» **ROWS**:
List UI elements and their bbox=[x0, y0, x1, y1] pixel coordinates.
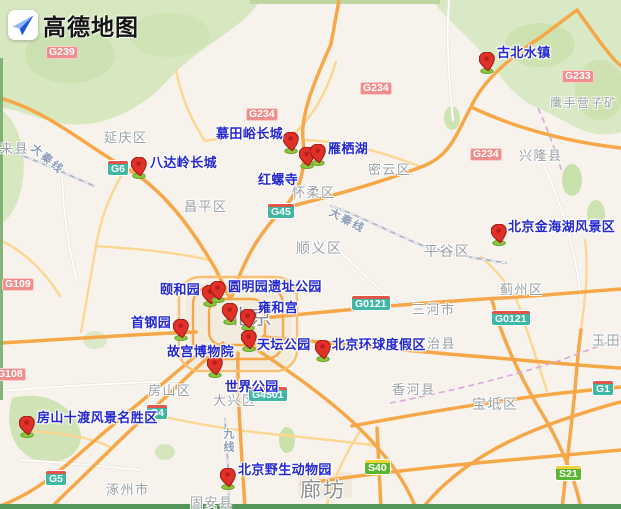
map-pin[interactable] bbox=[131, 157, 147, 179]
pin-icon bbox=[220, 468, 236, 490]
amap-logo: 高德地图 bbox=[8, 8, 139, 42]
attraction-label[interactable]: 北京环球度假区 bbox=[332, 334, 426, 353]
logo-wordmark: 高德地图 bbox=[43, 8, 139, 42]
pin-icon bbox=[131, 157, 147, 179]
attraction-label[interactable]: 八达岭长城 bbox=[150, 152, 217, 171]
map-artwork bbox=[0, 0, 621, 509]
pin-icon bbox=[315, 340, 331, 362]
attraction-label[interactable]: 古北水镇 bbox=[497, 42, 551, 61]
pin-icon bbox=[479, 52, 495, 74]
attraction-label[interactable]: 天坛公园 bbox=[257, 334, 311, 353]
pin-icon bbox=[241, 330, 257, 352]
pin-icon bbox=[222, 303, 238, 325]
pin-icon bbox=[173, 319, 189, 341]
map-pin[interactable] bbox=[240, 309, 256, 331]
map-pin[interactable] bbox=[173, 319, 189, 341]
map-pin[interactable] bbox=[479, 52, 495, 74]
map-pin[interactable] bbox=[315, 340, 331, 362]
attraction-label[interactable]: 故宫博物院 bbox=[167, 341, 234, 360]
pin-icon bbox=[310, 144, 326, 166]
attraction-label[interactable]: 北京金海湖风景区 bbox=[508, 216, 615, 235]
pin-icon bbox=[240, 309, 256, 331]
map-pin[interactable] bbox=[310, 144, 326, 166]
attraction-label[interactable]: 慕田峪长城 bbox=[216, 123, 283, 142]
map-pin[interactable] bbox=[241, 330, 257, 352]
pin-icon bbox=[19, 416, 35, 438]
map-pin[interactable] bbox=[19, 416, 35, 438]
pin-icon bbox=[283, 132, 299, 154]
map-pin[interactable] bbox=[491, 224, 507, 246]
paper-plane-icon bbox=[8, 10, 38, 40]
map-pin[interactable] bbox=[222, 303, 238, 325]
attraction-label[interactable]: 颐和园 bbox=[160, 279, 200, 298]
pin-icon bbox=[210, 281, 226, 303]
attraction-label[interactable]: 红螺寺 bbox=[258, 169, 298, 188]
map-pin[interactable] bbox=[283, 132, 299, 154]
map-pin[interactable] bbox=[210, 281, 226, 303]
attraction-label[interactable]: 圆明园遗址公园 bbox=[228, 276, 322, 295]
attraction-label[interactable]: 房山十渡风景名胜区 bbox=[37, 407, 158, 426]
attraction-label[interactable]: 北京野生动物园 bbox=[238, 459, 332, 478]
map-canvas[interactable]: 延庆区来县昌平区怀柔区密云区兴隆县鹰手营子矿顺义区平谷区蓟州区三河市治县玉田北京… bbox=[0, 0, 621, 509]
attraction-label[interactable]: 雍和宫 bbox=[258, 297, 298, 316]
attraction-label[interactable]: 首钢园 bbox=[131, 312, 171, 331]
pin-icon bbox=[491, 224, 507, 246]
map-pin[interactable] bbox=[220, 468, 236, 490]
attraction-label[interactable]: 雁栖湖 bbox=[328, 138, 368, 157]
attraction-label[interactable]: 世界公园 bbox=[225, 376, 279, 395]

» **TASK REQUIREMENTS**: Could you output every line of the material above word for word, leaving out the pictures?

» **EXERCISE RESULT**:
List UI elements and their bbox=[x0, y0, x1, y1] pixel coordinates.
map-pin[interactable] bbox=[131, 157, 147, 179]
pin-icon bbox=[220, 468, 236, 490]
amap-logo: 高德地图 bbox=[8, 8, 139, 42]
attraction-label[interactable]: 北京环球度假区 bbox=[332, 334, 426, 353]
logo-wordmark: 高德地图 bbox=[43, 8, 139, 42]
pin-icon bbox=[131, 157, 147, 179]
attraction-label[interactable]: 八达岭长城 bbox=[150, 152, 217, 171]
map-artwork bbox=[0, 0, 621, 509]
pin-icon bbox=[315, 340, 331, 362]
attraction-label[interactable]: 古北水镇 bbox=[497, 42, 551, 61]
pin-icon bbox=[479, 52, 495, 74]
attraction-label[interactable]: 天坛公园 bbox=[257, 334, 311, 353]
pin-icon bbox=[241, 330, 257, 352]
pin-icon bbox=[222, 303, 238, 325]
pin-icon bbox=[173, 319, 189, 341]
map-pin[interactable] bbox=[240, 309, 256, 331]
map-pin[interactable] bbox=[173, 319, 189, 341]
map-pin[interactable] bbox=[479, 52, 495, 74]
map-pin[interactable] bbox=[315, 340, 331, 362]
attraction-label[interactable]: 故宫博物院 bbox=[167, 341, 234, 360]
pin-icon bbox=[310, 144, 326, 166]
attraction-label[interactable]: 北京金海湖风景区 bbox=[508, 216, 615, 235]
pin-icon bbox=[240, 309, 256, 331]
map-pin[interactable] bbox=[310, 144, 326, 166]
attraction-label[interactable]: 慕田峪长城 bbox=[216, 123, 283, 142]
map-pin[interactable] bbox=[241, 330, 257, 352]
pin-icon bbox=[19, 416, 35, 438]
map-pin[interactable] bbox=[19, 416, 35, 438]
pin-icon bbox=[283, 132, 299, 154]
map-pin[interactable] bbox=[491, 224, 507, 246]
paper-plane-icon bbox=[8, 10, 38, 40]
map-pin[interactable] bbox=[222, 303, 238, 325]
attraction-label[interactable]: 颐和园 bbox=[160, 279, 200, 298]
pin-icon bbox=[210, 281, 226, 303]
attraction-label[interactable]: 红螺寺 bbox=[258, 169, 298, 188]
map-pin[interactable] bbox=[283, 132, 299, 154]
map-pin[interactable] bbox=[210, 281, 226, 303]
attraction-label[interactable]: 圆明园遗址公园 bbox=[228, 276, 322, 295]
attraction-label[interactable]: 房山十渡风景名胜区 bbox=[37, 407, 158, 426]
attraction-label[interactable]: 北京野生动物园 bbox=[238, 459, 332, 478]
map-canvas[interactable]: 延庆区来县昌平区怀柔区密云区兴隆县鹰手营子矿顺义区平谷区蓟州区三河市治县玉田北京… bbox=[0, 0, 621, 509]
attraction-label[interactable]: 雍和宫 bbox=[258, 297, 298, 316]
attraction-label[interactable]: 首钢园 bbox=[131, 312, 171, 331]
pin-icon bbox=[491, 224, 507, 246]
map-pin[interactable] bbox=[220, 468, 236, 490]
attraction-label[interactable]: 雁栖湖 bbox=[328, 138, 368, 157]
attraction-label[interactable]: 世界公园 bbox=[225, 376, 279, 395]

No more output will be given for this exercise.